-------- Information shown --------
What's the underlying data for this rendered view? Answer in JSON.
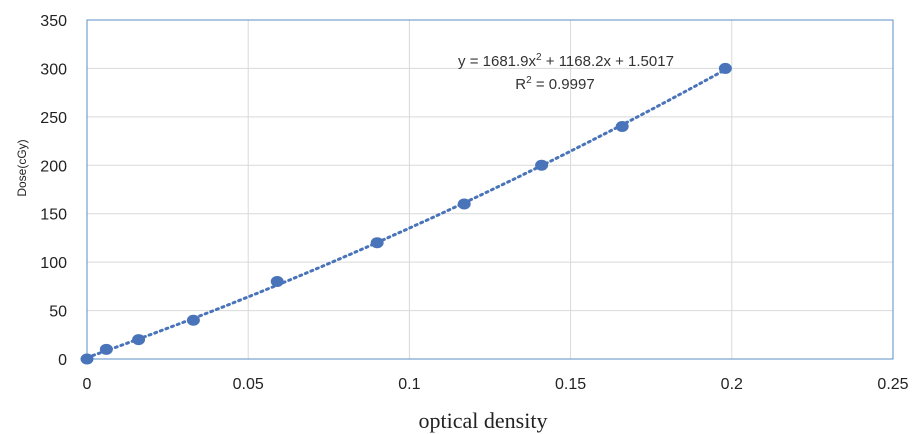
{
  "chart_data": {
    "type": "scatter",
    "xlabel": "optical density",
    "ylabel": "Dose(cGy)",
    "xlim": [
      0,
      0.25
    ],
    "ylim": [
      0,
      350
    ],
    "x_ticks": [
      "0",
      "0.05",
      "0.1",
      "0.15",
      "0.2",
      "0.25"
    ],
    "y_ticks": [
      "0",
      "50",
      "100",
      "150",
      "200",
      "250",
      "300",
      "350"
    ],
    "grid": true,
    "series": [
      {
        "x": [
          0,
          0.006,
          0.016,
          0.033,
          0.059,
          0.09,
          0.117,
          0.141,
          0.166,
          0.198
        ],
        "y": [
          0,
          10,
          20,
          40,
          80,
          120,
          160,
          200,
          240,
          300
        ],
        "color": "#4a74b9"
      }
    ],
    "trendline": {
      "kind": "polynomial-2",
      "coefficients": [
        1681.9,
        1168.2,
        1.5017
      ],
      "color": "#4a74b9",
      "style": "dotted",
      "equation_prefix": "y = 1681.9x",
      "equation_sup": "2",
      "equation_suffix": " + 1168.2x + 1.5017",
      "r2_prefix": "R",
      "r2_sup": "2",
      "r2_suffix": " = 0.9997"
    }
  },
  "colors": {
    "marker": "#4a74b9",
    "grid": "#d9d9d9",
    "plot_border": "#5b8fc7"
  }
}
--------
- Given exercise
The listing above needs to be output again exactly. Don't include the pictures.

- Response
What's the underlying data for this rendered view? Answer in JSON.
{
  "chart_data": {
    "type": "scatter",
    "xlabel": "optical density",
    "ylabel": "Dose(cGy)",
    "xlim": [
      0,
      0.25
    ],
    "ylim": [
      0,
      350
    ],
    "x_ticks": [
      "0",
      "0.05",
      "0.1",
      "0.15",
      "0.2",
      "0.25"
    ],
    "y_ticks": [
      "0",
      "50",
      "100",
      "150",
      "200",
      "250",
      "300",
      "350"
    ],
    "grid": true,
    "series": [
      {
        "x": [
          0,
          0.006,
          0.016,
          0.033,
          0.059,
          0.09,
          0.117,
          0.141,
          0.166,
          0.198
        ],
        "y": [
          0,
          10,
          20,
          40,
          80,
          120,
          160,
          200,
          240,
          300
        ],
        "color": "#4a74b9"
      }
    ],
    "trendline": {
      "kind": "polynomial-2",
      "coefficients": [
        1681.9,
        1168.2,
        1.5017
      ],
      "color": "#4a74b9",
      "style": "dotted",
      "equation_prefix": "y = 1681.9x",
      "equation_sup": "2",
      "equation_suffix": " + 1168.2x + 1.5017",
      "r2_prefix": "R",
      "r2_sup": "2",
      "r2_suffix": " = 0.9997"
    }
  },
  "colors": {
    "marker": "#4a74b9",
    "grid": "#d9d9d9",
    "plot_border": "#5b8fc7"
  }
}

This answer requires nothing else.